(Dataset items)
START

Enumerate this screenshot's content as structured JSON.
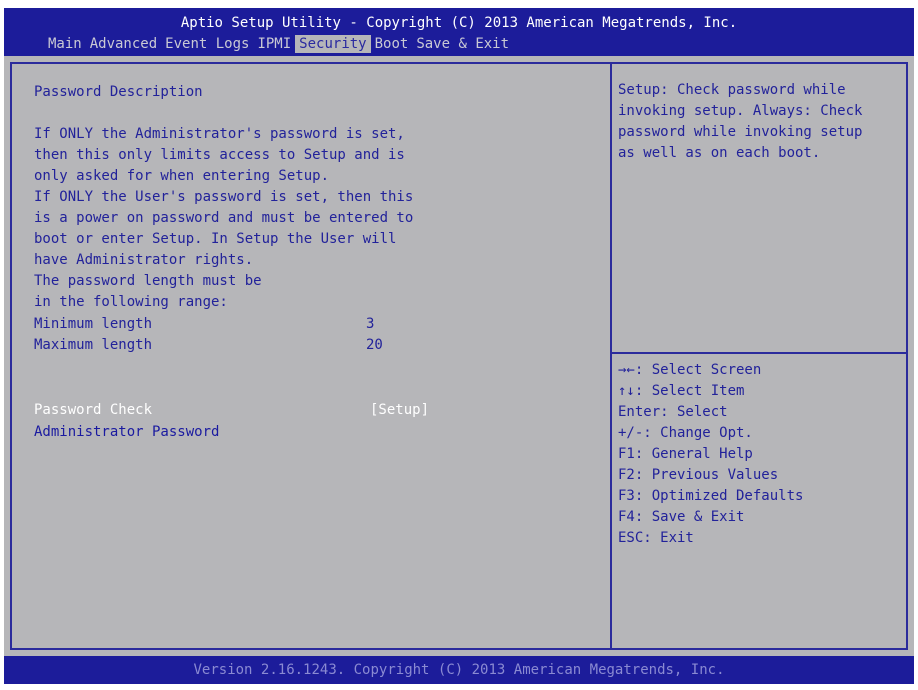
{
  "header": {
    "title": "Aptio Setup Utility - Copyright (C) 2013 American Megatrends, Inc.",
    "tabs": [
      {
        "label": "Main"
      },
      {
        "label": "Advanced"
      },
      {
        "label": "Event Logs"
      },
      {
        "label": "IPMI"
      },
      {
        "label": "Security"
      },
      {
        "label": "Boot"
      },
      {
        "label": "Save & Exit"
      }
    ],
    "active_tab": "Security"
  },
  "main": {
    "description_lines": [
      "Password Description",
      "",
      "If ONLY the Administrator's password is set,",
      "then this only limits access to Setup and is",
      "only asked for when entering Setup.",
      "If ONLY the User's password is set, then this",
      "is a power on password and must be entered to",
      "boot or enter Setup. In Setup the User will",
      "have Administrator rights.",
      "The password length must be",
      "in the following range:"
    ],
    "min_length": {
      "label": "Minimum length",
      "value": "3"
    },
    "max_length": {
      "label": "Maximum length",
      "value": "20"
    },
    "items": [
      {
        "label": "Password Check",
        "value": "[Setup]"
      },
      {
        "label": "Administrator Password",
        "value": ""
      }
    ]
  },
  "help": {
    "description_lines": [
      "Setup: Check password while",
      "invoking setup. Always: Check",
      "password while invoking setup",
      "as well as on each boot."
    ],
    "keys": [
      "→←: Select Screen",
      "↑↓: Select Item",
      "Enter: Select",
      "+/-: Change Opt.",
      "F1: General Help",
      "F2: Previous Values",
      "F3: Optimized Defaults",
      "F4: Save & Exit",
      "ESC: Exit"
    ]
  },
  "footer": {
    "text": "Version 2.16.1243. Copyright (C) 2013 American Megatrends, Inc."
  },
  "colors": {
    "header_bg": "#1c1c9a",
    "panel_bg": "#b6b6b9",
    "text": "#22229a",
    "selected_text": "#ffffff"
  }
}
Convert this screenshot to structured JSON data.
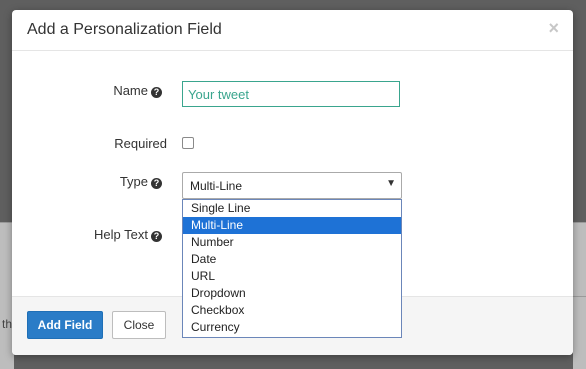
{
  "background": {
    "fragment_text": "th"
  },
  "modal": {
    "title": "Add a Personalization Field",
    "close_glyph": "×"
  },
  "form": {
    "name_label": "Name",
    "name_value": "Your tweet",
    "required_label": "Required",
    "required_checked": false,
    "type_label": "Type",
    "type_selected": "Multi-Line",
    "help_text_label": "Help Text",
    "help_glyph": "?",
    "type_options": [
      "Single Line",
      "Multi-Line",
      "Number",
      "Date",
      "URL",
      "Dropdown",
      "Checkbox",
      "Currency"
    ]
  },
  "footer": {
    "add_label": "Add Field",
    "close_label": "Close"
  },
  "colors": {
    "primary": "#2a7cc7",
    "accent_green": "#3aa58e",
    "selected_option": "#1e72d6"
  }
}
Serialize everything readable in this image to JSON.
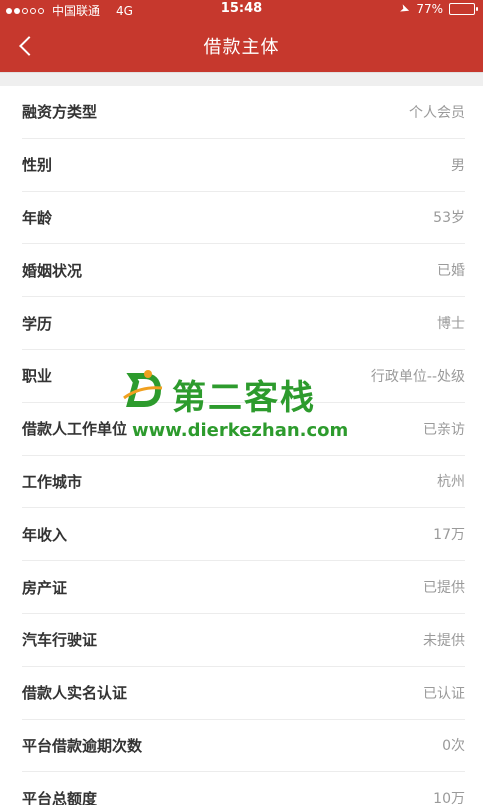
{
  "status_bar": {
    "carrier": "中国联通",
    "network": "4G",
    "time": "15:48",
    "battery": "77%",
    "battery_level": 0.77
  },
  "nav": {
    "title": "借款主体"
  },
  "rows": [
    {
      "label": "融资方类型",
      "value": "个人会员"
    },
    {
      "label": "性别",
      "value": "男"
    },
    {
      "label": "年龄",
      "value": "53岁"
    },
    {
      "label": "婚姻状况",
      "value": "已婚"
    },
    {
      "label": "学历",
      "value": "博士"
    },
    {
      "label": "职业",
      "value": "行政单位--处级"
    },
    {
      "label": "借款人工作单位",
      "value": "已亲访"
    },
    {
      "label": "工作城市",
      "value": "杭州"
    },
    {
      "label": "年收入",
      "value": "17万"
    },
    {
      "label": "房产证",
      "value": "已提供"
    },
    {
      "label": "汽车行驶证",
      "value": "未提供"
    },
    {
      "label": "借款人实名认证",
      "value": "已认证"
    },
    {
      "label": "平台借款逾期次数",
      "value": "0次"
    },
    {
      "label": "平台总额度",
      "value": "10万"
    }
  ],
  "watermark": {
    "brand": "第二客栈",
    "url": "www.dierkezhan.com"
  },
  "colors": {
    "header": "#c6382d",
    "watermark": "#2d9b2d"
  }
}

END

Work to be completed –
The required output is the lines from the one containing "Convert this screenshot" through the end of the records above, reproduced exactly, with no pictures.

The reply –
Convert this screenshot to structured JSON data.
{
  "background": {
    "fragment_text": "th"
  },
  "modal": {
    "title": "Add a Personalization Field",
    "close_glyph": "×"
  },
  "form": {
    "name_label": "Name",
    "name_value": "Your tweet",
    "required_label": "Required",
    "required_checked": false,
    "type_label": "Type",
    "type_selected": "Multi-Line",
    "help_text_label": "Help Text",
    "help_glyph": "?",
    "type_options": [
      "Single Line",
      "Multi-Line",
      "Number",
      "Date",
      "URL",
      "Dropdown",
      "Checkbox",
      "Currency"
    ]
  },
  "footer": {
    "add_label": "Add Field",
    "close_label": "Close"
  },
  "colors": {
    "primary": "#2a7cc7",
    "accent_green": "#3aa58e",
    "selected_option": "#1e72d6"
  }
}
Serialize everything readable in this image to JSON.
{
  "status_bar": {
    "carrier": "中国联通",
    "network": "4G",
    "time": "15:48",
    "battery": "77%",
    "battery_level": 0.77
  },
  "nav": {
    "title": "借款主体"
  },
  "rows": [
    {
      "label": "融资方类型",
      "value": "个人会员"
    },
    {
      "label": "性别",
      "value": "男"
    },
    {
      "label": "年龄",
      "value": "53岁"
    },
    {
      "label": "婚姻状况",
      "value": "已婚"
    },
    {
      "label": "学历",
      "value": "博士"
    },
    {
      "label": "职业",
      "value": "行政单位--处级"
    },
    {
      "label": "借款人工作单位",
      "value": "已亲访"
    },
    {
      "label": "工作城市",
      "value": "杭州"
    },
    {
      "label": "年收入",
      "value": "17万"
    },
    {
      "label": "房产证",
      "value": "已提供"
    },
    {
      "label": "汽车行驶证",
      "value": "未提供"
    },
    {
      "label": "借款人实名认证",
      "value": "已认证"
    },
    {
      "label": "平台借款逾期次数",
      "value": "0次"
    },
    {
      "label": "平台总额度",
      "value": "10万"
    }
  ],
  "watermark": {
    "brand": "第二客栈",
    "url": "www.dierkezhan.com"
  },
  "colors": {
    "header": "#c6382d",
    "watermark": "#2d9b2d"
  }
}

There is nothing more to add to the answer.